Short task ->
Scan the data for "Annealed" and copy the lines it appears in.
Begin
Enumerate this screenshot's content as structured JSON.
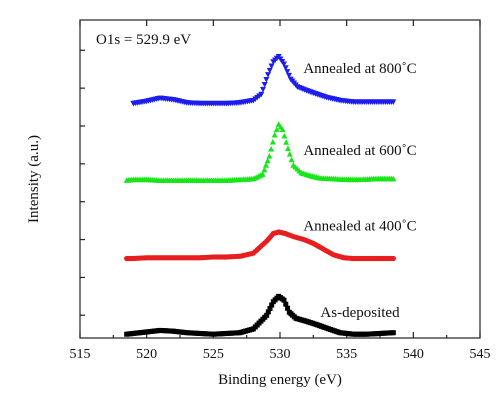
{
  "chart_data": {
    "type": "scatter",
    "xlabel": "Binding energy (eV)",
    "ylabel": "Intensity (a.u.)",
    "xlim": [
      515,
      545
    ],
    "ylim": [
      0,
      4.2
    ],
    "x_ticks": [
      "515",
      "520",
      "525",
      "530",
      "535",
      "540",
      "545"
    ],
    "y_ticks_labeled": false,
    "grid": false,
    "annotation": "O1s = 529.9 eV",
    "series": [
      {
        "name": "As-deposited",
        "color": "#000000",
        "marker": "square",
        "points": [
          [
            518.5,
            0.05
          ],
          [
            519,
            0.06
          ],
          [
            520,
            0.08
          ],
          [
            521,
            0.1
          ],
          [
            522,
            0.09
          ],
          [
            523,
            0.07
          ],
          [
            524,
            0.06
          ],
          [
            525,
            0.05
          ],
          [
            526,
            0.06
          ],
          [
            527,
            0.07
          ],
          [
            528,
            0.12
          ],
          [
            529,
            0.3
          ],
          [
            529.5,
            0.48
          ],
          [
            529.9,
            0.55
          ],
          [
            530.3,
            0.5
          ],
          [
            530.7,
            0.34
          ],
          [
            531.2,
            0.26
          ],
          [
            532,
            0.22
          ],
          [
            532.7,
            0.18
          ],
          [
            533.5,
            0.13
          ],
          [
            534.5,
            0.07
          ],
          [
            535.5,
            0.05
          ],
          [
            536.5,
            0.05
          ],
          [
            537.5,
            0.06
          ],
          [
            538.5,
            0.07
          ]
        ]
      },
      {
        "name": "Annealed at 400˚C",
        "color": "#e81e1e",
        "marker": "circle",
        "points": [
          [
            518.5,
            1.05
          ],
          [
            519,
            1.05
          ],
          [
            520,
            1.06
          ],
          [
            521,
            1.06
          ],
          [
            522,
            1.06
          ],
          [
            523,
            1.06
          ],
          [
            524,
            1.06
          ],
          [
            525,
            1.07
          ],
          [
            526,
            1.07
          ],
          [
            527,
            1.08
          ],
          [
            528,
            1.12
          ],
          [
            529,
            1.28
          ],
          [
            529.5,
            1.38
          ],
          [
            529.9,
            1.4
          ],
          [
            530.4,
            1.38
          ],
          [
            531,
            1.34
          ],
          [
            531.8,
            1.3
          ],
          [
            532.5,
            1.25
          ],
          [
            533.3,
            1.17
          ],
          [
            534,
            1.1
          ],
          [
            534.8,
            1.06
          ],
          [
            535.5,
            1.05
          ],
          [
            536.5,
            1.05
          ],
          [
            537.5,
            1.05
          ],
          [
            538.5,
            1.05
          ]
        ]
      },
      {
        "name": "Annealed at 600˚C",
        "color": "#19e619",
        "marker": "triangle-up",
        "points": [
          [
            518.5,
            2.08
          ],
          [
            519,
            2.09
          ],
          [
            520,
            2.09
          ],
          [
            521,
            2.08
          ],
          [
            522,
            2.08
          ],
          [
            523,
            2.08
          ],
          [
            524,
            2.08
          ],
          [
            525,
            2.08
          ],
          [
            526,
            2.08
          ],
          [
            527,
            2.09
          ],
          [
            528,
            2.1
          ],
          [
            528.7,
            2.16
          ],
          [
            529.2,
            2.4
          ],
          [
            529.6,
            2.68
          ],
          [
            529.9,
            2.82
          ],
          [
            530.2,
            2.75
          ],
          [
            530.6,
            2.5
          ],
          [
            531,
            2.28
          ],
          [
            531.6,
            2.18
          ],
          [
            532.3,
            2.14
          ],
          [
            533,
            2.11
          ],
          [
            534,
            2.1
          ],
          [
            535,
            2.09
          ],
          [
            536,
            2.09
          ],
          [
            537,
            2.1
          ],
          [
            538.5,
            2.1
          ]
        ]
      },
      {
        "name": "Annealed at 800˚C",
        "color": "#1d1dec",
        "marker": "triangle-down",
        "points": [
          [
            519,
            3.1
          ],
          [
            520,
            3.13
          ],
          [
            521,
            3.17
          ],
          [
            522,
            3.15
          ],
          [
            523,
            3.11
          ],
          [
            524,
            3.1
          ],
          [
            525,
            3.1
          ],
          [
            526,
            3.1
          ],
          [
            527,
            3.11
          ],
          [
            528,
            3.14
          ],
          [
            528.6,
            3.22
          ],
          [
            529.1,
            3.48
          ],
          [
            529.5,
            3.65
          ],
          [
            529.9,
            3.72
          ],
          [
            530.3,
            3.62
          ],
          [
            530.8,
            3.42
          ],
          [
            531.3,
            3.32
          ],
          [
            532,
            3.27
          ],
          [
            532.8,
            3.22
          ],
          [
            533.5,
            3.18
          ],
          [
            534.5,
            3.14
          ],
          [
            535.5,
            3.12
          ],
          [
            536.5,
            3.12
          ],
          [
            537.5,
            3.12
          ],
          [
            538.5,
            3.12
          ]
        ]
      }
    ]
  }
}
End
Exercise output ->
        "name": "Annealed at 400˚C",
        "name": "Annealed at 600˚C",
        "name": "Annealed at 800˚C",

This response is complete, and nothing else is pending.